▶ _Task requirements_:
Switch every "y-tick-label" to "y-axis-tick" in the data from the start to the line with "x-axis-title: Injected amount [ml] bbox=[947, 511, 1158, 535]", leaving everything else unchanged, and return only those lines.

* START *

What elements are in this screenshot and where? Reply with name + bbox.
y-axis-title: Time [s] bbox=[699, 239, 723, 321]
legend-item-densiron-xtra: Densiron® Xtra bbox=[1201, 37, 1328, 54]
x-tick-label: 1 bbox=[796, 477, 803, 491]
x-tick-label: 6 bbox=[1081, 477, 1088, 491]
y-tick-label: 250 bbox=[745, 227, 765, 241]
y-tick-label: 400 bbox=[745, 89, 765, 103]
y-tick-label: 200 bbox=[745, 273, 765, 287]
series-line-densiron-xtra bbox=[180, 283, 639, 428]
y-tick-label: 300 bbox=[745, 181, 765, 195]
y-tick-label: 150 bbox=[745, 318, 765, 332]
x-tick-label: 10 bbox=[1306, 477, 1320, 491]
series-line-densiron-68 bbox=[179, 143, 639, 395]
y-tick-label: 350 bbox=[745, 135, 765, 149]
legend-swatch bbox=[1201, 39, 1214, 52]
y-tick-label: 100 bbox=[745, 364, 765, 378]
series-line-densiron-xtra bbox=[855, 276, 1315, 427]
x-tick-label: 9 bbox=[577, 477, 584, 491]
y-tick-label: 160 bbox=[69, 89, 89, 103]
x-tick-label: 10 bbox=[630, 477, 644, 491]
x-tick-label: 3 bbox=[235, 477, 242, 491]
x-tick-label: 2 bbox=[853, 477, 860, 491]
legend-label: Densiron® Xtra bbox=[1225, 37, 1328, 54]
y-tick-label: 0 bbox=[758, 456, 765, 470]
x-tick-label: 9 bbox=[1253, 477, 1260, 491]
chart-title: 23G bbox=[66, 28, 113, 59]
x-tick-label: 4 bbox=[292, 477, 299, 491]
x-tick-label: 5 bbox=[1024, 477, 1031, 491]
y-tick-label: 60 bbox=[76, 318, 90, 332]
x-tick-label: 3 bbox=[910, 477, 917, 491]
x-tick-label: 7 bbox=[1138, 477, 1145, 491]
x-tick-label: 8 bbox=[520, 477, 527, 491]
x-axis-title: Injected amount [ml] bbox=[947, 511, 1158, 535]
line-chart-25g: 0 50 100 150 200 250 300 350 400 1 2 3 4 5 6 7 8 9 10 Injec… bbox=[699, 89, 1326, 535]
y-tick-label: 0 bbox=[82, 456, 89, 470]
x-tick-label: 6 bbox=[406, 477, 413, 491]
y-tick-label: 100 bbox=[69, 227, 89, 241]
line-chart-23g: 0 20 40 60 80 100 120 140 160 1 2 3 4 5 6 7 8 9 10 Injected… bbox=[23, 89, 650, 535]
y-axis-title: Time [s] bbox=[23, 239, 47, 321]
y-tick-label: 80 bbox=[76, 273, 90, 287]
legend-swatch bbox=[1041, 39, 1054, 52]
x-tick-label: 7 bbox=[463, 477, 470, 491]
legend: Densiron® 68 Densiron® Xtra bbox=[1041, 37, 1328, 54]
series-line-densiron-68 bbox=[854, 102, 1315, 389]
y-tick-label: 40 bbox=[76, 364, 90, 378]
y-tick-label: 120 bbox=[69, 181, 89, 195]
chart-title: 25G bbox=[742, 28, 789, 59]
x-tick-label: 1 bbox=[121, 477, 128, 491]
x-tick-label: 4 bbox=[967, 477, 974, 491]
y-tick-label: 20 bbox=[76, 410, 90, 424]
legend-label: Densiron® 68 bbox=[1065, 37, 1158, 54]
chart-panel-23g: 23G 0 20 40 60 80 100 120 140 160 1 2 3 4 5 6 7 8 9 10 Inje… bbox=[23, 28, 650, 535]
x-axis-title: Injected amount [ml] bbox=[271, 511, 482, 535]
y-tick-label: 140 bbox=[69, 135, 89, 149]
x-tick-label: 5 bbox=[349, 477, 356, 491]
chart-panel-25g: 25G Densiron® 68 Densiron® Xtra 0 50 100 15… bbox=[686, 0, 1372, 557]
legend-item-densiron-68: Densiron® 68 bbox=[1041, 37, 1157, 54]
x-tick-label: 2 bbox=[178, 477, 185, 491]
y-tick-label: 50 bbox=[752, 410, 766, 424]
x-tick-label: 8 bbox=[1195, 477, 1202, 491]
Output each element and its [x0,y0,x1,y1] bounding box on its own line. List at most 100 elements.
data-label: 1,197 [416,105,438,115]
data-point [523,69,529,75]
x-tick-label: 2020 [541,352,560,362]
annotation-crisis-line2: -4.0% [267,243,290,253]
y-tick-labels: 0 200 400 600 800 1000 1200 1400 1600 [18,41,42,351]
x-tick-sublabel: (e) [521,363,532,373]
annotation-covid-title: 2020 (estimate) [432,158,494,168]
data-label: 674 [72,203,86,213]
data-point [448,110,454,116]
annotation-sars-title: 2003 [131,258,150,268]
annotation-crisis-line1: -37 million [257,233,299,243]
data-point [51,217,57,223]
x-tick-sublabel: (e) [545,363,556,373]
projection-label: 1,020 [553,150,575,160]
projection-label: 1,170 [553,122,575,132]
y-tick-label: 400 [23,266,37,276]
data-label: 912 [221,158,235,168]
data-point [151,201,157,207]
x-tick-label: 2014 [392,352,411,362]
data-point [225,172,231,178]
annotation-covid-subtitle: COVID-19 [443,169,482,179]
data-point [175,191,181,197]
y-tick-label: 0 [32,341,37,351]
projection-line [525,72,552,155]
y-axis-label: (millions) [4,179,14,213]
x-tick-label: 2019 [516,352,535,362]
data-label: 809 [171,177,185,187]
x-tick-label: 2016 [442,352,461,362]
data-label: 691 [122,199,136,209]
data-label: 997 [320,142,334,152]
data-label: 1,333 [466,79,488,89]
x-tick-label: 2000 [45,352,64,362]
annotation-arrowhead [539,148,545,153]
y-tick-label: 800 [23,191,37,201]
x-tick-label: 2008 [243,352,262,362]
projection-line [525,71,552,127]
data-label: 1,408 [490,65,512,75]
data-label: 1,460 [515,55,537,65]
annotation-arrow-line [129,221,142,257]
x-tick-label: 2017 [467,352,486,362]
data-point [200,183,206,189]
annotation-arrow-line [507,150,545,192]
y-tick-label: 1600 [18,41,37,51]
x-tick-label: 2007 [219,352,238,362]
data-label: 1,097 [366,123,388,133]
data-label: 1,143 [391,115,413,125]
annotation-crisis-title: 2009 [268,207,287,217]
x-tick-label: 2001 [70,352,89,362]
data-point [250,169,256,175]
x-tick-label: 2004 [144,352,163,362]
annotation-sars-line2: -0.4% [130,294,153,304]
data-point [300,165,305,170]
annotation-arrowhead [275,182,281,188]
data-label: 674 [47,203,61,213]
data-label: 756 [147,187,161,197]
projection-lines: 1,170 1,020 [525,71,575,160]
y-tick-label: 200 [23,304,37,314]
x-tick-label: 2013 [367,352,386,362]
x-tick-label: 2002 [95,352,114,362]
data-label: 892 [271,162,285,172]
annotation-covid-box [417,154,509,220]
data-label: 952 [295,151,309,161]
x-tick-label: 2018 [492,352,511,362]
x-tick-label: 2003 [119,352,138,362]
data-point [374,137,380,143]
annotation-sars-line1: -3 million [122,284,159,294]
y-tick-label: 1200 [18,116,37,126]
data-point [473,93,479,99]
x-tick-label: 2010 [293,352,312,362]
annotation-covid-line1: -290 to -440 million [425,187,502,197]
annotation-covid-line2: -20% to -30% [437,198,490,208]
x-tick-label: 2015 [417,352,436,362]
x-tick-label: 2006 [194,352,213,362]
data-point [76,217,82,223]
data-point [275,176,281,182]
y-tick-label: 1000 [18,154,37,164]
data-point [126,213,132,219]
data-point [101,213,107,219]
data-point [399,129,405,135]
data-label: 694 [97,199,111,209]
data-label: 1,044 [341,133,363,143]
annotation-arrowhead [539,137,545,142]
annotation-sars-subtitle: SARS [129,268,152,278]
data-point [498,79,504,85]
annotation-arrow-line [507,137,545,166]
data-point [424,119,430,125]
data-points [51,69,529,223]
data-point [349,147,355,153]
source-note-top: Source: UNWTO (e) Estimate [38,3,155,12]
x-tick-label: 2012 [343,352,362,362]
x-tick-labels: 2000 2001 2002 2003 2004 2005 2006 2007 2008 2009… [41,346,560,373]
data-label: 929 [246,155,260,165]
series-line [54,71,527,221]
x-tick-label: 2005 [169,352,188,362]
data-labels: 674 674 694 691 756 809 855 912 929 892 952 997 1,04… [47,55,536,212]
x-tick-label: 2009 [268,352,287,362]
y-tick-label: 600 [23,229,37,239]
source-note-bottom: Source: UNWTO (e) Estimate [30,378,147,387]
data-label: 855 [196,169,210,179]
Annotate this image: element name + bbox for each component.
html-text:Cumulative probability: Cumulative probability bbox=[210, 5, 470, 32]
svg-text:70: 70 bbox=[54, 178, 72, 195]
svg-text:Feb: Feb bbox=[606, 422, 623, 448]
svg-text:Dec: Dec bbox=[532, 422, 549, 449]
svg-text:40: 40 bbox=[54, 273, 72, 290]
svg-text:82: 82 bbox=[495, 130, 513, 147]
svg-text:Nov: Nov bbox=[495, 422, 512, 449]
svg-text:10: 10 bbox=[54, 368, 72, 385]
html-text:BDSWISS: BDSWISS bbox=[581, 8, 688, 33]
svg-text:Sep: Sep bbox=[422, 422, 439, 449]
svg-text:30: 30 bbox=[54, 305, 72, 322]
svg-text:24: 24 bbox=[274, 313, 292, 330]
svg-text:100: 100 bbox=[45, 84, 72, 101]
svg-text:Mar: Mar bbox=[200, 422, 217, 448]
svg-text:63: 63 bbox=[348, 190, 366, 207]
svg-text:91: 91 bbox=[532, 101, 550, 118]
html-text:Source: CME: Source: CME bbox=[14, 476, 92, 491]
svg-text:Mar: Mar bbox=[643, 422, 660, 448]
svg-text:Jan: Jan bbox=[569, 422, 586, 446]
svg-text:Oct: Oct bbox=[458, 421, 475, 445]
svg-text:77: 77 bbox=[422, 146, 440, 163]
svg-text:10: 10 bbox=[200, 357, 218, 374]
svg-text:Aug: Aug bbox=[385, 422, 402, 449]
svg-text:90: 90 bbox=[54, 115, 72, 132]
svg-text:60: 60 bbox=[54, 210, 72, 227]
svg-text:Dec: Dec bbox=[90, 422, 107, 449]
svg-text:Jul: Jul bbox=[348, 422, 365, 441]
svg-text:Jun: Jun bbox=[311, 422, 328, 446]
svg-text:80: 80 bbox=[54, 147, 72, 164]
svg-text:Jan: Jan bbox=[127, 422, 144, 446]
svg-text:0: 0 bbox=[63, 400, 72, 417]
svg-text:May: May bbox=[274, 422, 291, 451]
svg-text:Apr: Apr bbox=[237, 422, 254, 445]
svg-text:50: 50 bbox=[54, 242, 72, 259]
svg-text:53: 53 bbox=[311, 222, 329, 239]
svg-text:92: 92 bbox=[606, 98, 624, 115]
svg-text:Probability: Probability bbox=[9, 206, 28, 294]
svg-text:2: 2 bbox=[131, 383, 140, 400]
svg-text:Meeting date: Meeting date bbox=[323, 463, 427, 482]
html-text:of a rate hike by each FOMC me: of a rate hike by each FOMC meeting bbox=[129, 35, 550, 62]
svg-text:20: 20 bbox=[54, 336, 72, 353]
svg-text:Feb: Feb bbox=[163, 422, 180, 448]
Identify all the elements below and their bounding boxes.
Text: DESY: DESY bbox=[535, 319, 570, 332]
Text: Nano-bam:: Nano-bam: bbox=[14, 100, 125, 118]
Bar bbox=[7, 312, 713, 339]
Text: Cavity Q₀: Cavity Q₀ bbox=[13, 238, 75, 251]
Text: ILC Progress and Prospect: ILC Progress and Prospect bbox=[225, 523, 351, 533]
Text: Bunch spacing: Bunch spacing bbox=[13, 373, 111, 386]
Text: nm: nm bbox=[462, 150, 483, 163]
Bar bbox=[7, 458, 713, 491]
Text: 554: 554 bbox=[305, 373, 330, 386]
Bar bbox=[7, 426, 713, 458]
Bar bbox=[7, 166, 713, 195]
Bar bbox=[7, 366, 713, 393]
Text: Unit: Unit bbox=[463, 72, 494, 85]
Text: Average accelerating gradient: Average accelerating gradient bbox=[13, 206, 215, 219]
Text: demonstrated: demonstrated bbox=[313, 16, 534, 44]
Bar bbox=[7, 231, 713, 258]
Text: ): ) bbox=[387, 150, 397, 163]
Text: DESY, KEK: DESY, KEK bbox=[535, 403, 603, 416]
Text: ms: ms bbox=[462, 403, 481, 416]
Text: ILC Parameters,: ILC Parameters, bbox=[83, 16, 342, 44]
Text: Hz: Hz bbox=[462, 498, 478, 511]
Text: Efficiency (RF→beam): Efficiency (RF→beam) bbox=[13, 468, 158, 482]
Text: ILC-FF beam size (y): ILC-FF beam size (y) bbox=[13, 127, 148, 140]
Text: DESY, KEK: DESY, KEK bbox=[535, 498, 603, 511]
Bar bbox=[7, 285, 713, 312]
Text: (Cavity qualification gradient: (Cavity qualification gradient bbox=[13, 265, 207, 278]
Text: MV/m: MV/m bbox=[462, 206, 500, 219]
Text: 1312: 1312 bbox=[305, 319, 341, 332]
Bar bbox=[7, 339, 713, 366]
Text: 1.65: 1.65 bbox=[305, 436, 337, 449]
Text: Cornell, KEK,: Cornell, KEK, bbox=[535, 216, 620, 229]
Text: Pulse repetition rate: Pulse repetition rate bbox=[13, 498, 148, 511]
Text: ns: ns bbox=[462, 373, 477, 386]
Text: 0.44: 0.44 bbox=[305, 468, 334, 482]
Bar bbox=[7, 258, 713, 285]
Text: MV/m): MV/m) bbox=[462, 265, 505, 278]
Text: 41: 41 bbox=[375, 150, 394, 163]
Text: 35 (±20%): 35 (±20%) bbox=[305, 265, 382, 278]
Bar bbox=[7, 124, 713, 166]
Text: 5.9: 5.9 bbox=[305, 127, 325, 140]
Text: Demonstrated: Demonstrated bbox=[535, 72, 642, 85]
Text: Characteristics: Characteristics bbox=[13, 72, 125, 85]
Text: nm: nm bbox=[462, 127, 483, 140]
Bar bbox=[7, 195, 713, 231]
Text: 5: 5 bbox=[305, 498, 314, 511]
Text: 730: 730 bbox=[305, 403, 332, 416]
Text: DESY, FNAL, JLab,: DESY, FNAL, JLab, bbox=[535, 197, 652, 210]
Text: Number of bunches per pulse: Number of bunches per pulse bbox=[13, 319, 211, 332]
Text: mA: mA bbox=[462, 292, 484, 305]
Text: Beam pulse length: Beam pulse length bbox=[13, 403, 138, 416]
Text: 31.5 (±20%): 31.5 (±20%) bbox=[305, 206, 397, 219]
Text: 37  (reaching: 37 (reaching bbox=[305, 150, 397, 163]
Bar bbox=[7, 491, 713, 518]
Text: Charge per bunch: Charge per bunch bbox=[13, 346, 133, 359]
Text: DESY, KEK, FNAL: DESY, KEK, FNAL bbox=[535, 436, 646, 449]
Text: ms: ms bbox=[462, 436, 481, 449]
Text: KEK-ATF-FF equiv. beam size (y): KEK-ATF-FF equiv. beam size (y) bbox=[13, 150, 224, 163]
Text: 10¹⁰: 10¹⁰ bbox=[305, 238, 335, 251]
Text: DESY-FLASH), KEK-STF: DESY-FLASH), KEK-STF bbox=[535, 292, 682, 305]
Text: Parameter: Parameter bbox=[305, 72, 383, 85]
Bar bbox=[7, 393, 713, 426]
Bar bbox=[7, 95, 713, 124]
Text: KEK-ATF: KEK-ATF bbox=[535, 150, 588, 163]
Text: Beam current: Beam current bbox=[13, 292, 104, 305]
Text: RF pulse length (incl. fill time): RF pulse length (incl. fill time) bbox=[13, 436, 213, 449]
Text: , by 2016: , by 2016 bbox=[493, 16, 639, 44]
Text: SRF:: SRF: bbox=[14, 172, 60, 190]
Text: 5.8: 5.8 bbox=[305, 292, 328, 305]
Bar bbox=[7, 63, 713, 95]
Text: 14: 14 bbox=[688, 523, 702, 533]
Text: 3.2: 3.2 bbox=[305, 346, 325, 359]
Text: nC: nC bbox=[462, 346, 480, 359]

* END *

▶ _Correct output_:
What elements are in this screenshot and where? Reply with name + bbox.
y-axis-title: Time [s] bbox=[699, 239, 723, 321]
legend-item-densiron-xtra: Densiron® Xtra bbox=[1201, 37, 1328, 54]
x-tick-label: 1 bbox=[796, 477, 803, 491]
x-tick-label: 6 bbox=[1081, 477, 1088, 491]
y-axis-tick: 250 bbox=[745, 227, 765, 241]
y-axis-tick: 400 bbox=[745, 89, 765, 103]
y-axis-tick: 200 bbox=[745, 273, 765, 287]
series-line-densiron-xtra bbox=[180, 283, 639, 428]
y-axis-tick: 300 bbox=[745, 181, 765, 195]
y-axis-tick: 150 bbox=[745, 318, 765, 332]
x-tick-label: 10 bbox=[1306, 477, 1320, 491]
series-line-densiron-68 bbox=[179, 143, 639, 395]
y-axis-tick: 350 bbox=[745, 135, 765, 149]
legend-swatch bbox=[1201, 39, 1214, 52]
y-axis-tick: 100 bbox=[745, 364, 765, 378]
series-line-densiron-xtra bbox=[855, 276, 1315, 427]
x-tick-label: 9 bbox=[577, 477, 584, 491]
y-axis-tick: 160 bbox=[69, 89, 89, 103]
x-tick-label: 10 bbox=[630, 477, 644, 491]
x-tick-label: 3 bbox=[235, 477, 242, 491]
x-tick-label: 2 bbox=[853, 477, 860, 491]
legend-label: Densiron® Xtra bbox=[1225, 37, 1328, 54]
y-axis-tick: 0 bbox=[758, 456, 765, 470]
x-tick-label: 9 bbox=[1253, 477, 1260, 491]
chart-title: 23G bbox=[66, 28, 113, 59]
x-tick-label: 4 bbox=[292, 477, 299, 491]
x-tick-label: 5 bbox=[1024, 477, 1031, 491]
y-axis-tick: 60 bbox=[76, 318, 90, 332]
x-tick-label: 3 bbox=[910, 477, 917, 491]
x-tick-label: 7 bbox=[1138, 477, 1145, 491]
x-tick-label: 8 bbox=[520, 477, 527, 491]
x-axis-title: Injected amount [ml] bbox=[947, 511, 1158, 535]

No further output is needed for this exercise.